> Provided records
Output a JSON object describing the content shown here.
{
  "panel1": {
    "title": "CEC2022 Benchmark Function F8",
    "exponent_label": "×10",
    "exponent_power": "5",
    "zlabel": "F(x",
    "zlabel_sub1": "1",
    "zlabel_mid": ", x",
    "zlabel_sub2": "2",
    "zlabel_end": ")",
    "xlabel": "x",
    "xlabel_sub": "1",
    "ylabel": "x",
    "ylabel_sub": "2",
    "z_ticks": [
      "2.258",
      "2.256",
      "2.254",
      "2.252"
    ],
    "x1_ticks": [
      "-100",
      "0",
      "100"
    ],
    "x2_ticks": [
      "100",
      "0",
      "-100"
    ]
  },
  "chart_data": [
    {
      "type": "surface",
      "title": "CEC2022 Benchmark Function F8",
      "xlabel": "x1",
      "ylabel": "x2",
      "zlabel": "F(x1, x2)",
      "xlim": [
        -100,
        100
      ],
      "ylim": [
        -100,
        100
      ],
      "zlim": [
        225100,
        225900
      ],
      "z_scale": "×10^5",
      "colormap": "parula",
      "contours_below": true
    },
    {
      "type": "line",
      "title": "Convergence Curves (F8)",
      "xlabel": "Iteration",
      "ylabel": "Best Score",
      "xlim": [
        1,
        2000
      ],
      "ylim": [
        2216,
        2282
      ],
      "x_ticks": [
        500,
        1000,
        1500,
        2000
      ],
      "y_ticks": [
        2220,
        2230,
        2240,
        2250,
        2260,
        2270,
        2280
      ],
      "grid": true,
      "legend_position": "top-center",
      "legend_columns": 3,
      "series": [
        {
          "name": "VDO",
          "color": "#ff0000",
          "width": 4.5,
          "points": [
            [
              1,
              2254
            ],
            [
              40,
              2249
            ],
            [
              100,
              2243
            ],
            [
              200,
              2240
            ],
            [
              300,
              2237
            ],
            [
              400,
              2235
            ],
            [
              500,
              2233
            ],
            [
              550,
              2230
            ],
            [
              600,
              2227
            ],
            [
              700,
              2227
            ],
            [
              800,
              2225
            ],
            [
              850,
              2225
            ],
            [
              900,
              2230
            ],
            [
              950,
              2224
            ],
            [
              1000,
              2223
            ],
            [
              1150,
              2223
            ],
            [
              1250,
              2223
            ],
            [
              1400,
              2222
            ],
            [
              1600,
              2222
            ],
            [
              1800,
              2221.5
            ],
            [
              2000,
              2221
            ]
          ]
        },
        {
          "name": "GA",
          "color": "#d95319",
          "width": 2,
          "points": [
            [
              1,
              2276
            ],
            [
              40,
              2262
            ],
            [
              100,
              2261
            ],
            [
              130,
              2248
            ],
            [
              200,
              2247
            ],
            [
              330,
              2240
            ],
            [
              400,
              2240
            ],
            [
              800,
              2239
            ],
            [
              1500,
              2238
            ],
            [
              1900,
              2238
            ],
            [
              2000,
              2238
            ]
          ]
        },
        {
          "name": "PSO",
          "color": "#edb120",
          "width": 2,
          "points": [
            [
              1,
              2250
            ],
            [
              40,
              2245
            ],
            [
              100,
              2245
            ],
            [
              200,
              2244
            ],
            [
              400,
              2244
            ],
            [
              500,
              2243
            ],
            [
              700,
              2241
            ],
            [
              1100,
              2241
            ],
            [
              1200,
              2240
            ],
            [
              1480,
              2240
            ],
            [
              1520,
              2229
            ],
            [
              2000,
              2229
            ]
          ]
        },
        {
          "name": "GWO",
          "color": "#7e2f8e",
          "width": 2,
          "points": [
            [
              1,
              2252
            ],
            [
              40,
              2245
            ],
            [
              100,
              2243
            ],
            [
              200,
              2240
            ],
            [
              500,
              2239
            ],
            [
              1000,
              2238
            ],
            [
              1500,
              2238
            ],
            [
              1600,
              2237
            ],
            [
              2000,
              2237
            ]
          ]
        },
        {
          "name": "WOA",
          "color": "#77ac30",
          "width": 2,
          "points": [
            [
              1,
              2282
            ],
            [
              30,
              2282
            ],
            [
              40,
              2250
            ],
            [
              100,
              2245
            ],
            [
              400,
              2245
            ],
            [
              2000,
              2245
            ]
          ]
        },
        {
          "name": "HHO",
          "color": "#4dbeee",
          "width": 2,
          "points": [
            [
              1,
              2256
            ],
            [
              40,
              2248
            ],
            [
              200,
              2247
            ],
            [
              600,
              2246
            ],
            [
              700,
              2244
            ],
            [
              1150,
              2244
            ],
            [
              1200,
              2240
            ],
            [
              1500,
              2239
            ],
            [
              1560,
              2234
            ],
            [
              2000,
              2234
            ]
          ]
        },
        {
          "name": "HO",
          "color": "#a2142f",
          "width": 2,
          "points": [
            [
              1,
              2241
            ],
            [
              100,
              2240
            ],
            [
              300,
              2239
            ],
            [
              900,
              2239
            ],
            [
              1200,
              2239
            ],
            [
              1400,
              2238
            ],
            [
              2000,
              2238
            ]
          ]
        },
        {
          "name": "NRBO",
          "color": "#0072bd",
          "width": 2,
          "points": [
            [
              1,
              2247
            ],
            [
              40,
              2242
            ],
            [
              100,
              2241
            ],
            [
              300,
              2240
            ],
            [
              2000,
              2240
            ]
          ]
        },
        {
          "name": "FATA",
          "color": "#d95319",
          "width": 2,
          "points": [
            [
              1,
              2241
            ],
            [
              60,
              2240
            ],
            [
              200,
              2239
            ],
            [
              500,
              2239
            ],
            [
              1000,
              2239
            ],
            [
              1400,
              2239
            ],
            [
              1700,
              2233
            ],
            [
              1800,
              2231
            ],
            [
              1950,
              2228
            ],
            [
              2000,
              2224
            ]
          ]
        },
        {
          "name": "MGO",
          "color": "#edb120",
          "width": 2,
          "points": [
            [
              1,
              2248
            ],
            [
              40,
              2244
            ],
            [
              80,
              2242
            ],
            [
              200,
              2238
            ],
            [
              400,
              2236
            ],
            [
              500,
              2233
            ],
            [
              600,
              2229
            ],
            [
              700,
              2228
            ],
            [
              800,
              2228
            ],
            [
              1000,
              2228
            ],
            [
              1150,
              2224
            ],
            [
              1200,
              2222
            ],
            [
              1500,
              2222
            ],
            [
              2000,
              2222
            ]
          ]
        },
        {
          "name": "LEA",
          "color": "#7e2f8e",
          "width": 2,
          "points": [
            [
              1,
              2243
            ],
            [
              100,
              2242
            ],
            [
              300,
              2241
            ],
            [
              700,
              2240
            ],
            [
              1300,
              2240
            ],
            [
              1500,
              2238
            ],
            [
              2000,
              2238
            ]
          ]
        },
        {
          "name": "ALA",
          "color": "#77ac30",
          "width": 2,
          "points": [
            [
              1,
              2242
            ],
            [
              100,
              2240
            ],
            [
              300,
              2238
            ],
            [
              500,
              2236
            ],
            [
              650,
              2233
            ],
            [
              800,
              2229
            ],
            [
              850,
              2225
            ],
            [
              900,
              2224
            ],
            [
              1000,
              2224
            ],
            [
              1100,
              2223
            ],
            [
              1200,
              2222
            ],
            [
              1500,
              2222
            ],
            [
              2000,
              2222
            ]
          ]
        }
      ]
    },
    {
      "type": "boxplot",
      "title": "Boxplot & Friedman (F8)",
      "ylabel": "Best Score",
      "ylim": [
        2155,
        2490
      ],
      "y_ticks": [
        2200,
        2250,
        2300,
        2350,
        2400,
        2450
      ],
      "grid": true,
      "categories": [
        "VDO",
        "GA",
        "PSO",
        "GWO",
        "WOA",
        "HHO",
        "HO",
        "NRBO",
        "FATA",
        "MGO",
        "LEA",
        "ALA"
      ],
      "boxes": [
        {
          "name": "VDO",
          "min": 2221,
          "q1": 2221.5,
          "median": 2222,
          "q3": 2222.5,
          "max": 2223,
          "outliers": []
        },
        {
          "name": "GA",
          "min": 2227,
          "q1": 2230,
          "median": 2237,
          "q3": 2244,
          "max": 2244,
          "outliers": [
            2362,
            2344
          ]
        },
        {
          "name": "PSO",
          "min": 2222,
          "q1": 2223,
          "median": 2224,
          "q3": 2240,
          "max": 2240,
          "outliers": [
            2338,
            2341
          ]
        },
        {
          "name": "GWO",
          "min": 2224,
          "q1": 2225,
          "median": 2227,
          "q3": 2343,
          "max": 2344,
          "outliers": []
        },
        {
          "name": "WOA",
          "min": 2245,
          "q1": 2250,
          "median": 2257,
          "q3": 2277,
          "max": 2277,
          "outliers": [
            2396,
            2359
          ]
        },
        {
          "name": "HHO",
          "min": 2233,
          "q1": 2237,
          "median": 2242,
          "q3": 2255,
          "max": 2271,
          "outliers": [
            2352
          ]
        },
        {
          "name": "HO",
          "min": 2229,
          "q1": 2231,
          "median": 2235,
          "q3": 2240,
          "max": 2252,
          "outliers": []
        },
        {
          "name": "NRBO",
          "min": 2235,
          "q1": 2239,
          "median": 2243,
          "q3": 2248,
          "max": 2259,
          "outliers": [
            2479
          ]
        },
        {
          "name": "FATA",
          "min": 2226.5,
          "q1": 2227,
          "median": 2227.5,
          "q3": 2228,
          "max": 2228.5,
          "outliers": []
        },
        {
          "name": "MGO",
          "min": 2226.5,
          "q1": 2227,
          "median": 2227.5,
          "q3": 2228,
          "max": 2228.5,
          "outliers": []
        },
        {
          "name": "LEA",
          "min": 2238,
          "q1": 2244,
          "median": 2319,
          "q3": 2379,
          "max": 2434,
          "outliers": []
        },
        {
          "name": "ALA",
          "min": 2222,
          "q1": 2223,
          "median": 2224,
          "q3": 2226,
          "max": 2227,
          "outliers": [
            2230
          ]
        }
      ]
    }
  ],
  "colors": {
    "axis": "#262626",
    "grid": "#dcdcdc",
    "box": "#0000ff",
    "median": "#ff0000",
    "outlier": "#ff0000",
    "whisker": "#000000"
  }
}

> Work to complete
A line counts if it holds the word "Benchmark". How many lines of the entries count? Give the number only.

> Correct answer
2